Records contained in a dataset ->
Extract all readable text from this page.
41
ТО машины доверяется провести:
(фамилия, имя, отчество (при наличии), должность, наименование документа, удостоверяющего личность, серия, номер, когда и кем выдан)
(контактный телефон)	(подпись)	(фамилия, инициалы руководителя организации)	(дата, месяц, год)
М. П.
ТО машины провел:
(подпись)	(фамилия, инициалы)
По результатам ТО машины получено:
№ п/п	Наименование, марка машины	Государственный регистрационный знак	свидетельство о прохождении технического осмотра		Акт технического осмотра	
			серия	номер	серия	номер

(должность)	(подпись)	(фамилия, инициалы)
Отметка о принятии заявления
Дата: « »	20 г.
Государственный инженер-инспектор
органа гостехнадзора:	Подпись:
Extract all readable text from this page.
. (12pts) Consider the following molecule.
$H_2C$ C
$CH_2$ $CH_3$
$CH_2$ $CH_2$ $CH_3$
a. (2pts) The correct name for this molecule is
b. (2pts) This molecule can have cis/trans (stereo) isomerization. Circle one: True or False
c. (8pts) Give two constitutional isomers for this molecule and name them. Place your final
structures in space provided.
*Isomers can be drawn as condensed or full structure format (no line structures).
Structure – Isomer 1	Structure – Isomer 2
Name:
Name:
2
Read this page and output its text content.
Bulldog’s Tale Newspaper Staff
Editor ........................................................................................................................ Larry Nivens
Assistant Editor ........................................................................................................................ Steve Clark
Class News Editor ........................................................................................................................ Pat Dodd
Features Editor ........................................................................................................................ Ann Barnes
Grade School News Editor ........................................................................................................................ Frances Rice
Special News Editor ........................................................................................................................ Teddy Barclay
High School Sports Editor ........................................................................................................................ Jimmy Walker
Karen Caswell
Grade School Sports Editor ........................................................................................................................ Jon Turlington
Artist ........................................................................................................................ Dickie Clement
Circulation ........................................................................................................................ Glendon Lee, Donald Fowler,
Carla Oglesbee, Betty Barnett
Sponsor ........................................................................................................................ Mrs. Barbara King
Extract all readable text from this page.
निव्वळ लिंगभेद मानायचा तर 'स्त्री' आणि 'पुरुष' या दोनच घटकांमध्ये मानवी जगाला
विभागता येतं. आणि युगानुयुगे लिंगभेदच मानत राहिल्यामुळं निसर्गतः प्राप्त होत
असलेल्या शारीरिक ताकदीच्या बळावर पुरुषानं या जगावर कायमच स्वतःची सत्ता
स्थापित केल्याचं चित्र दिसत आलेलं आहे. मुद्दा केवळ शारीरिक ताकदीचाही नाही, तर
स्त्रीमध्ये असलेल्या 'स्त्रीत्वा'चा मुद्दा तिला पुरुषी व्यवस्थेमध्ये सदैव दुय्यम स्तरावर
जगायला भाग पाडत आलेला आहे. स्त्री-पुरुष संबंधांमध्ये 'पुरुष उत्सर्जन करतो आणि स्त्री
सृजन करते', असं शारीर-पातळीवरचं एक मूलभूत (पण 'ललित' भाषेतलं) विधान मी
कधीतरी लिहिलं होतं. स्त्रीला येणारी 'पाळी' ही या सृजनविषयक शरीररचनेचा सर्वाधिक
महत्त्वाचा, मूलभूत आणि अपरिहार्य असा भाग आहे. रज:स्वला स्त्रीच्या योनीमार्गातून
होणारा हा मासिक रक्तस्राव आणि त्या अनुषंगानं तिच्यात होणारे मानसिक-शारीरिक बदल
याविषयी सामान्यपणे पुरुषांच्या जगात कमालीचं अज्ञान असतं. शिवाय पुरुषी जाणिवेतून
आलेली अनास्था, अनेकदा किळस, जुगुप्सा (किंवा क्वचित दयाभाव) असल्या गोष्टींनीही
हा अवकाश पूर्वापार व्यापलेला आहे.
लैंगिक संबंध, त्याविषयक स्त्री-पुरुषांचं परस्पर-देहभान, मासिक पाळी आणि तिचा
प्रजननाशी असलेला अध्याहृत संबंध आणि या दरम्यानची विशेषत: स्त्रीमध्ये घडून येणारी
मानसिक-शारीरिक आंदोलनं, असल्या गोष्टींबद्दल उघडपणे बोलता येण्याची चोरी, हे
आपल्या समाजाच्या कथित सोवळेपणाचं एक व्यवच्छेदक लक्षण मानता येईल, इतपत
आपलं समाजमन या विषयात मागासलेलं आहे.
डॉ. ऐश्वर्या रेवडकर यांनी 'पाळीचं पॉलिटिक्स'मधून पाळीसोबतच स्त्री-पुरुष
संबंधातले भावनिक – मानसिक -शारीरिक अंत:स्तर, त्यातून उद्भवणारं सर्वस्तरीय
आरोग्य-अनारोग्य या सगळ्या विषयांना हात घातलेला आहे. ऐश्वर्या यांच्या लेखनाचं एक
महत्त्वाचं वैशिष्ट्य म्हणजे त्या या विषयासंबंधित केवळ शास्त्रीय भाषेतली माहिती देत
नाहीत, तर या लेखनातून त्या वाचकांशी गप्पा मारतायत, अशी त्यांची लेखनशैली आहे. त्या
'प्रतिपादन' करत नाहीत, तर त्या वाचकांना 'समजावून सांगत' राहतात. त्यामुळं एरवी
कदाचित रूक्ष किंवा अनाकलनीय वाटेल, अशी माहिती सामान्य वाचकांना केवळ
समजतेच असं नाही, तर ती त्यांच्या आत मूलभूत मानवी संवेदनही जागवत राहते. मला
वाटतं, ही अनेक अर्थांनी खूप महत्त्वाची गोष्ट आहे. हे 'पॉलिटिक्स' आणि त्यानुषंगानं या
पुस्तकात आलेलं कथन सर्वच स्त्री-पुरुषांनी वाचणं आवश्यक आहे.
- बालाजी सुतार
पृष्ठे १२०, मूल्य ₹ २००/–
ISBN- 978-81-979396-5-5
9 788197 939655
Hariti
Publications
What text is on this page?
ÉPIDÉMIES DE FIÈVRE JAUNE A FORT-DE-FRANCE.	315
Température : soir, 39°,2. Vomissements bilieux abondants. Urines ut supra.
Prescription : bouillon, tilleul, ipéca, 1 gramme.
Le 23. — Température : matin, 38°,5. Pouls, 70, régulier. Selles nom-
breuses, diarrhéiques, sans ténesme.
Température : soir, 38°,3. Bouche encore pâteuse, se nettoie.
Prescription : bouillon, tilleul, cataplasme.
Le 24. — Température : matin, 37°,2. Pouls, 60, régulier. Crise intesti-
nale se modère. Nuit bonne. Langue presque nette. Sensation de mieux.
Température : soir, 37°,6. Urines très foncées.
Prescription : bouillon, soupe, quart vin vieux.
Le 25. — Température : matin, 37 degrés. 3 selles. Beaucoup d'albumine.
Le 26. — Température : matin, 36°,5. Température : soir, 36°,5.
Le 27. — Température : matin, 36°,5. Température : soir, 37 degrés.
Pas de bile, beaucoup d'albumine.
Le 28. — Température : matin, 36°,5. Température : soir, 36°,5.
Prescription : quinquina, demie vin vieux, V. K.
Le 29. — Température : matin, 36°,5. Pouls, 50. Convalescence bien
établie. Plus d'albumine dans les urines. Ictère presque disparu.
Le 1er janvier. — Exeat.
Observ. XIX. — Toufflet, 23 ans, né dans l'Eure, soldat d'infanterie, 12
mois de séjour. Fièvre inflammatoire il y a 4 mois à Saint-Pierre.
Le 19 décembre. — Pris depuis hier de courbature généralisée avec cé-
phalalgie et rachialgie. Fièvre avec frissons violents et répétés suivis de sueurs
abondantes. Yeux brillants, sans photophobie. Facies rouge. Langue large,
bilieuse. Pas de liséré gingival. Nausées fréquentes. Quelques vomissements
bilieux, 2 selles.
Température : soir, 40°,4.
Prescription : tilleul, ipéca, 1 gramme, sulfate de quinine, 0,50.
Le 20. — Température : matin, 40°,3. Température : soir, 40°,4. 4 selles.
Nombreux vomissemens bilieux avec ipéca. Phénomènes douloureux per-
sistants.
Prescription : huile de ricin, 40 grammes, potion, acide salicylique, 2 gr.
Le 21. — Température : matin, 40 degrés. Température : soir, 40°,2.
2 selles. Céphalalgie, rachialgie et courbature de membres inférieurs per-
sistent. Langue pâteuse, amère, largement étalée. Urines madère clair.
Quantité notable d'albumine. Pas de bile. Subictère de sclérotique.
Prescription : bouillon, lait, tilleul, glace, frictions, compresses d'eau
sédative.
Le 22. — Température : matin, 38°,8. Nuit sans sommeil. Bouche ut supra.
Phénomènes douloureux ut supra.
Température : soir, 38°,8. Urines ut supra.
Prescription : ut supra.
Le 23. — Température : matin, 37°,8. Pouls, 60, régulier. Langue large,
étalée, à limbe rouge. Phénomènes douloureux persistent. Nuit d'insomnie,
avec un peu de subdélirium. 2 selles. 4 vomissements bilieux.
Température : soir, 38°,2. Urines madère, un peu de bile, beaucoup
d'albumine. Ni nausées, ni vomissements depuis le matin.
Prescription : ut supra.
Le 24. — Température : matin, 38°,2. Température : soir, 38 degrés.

WHAT YOU SHOULD DO ->
Pick out every line above that contains the word "Grade" and copy it.

REPLY TO THE TASK ->
Grade School News Editor ........................................................................................................................ Frances Rice
Grade School Sports Editor ........................................................................................................................ Jon Turlington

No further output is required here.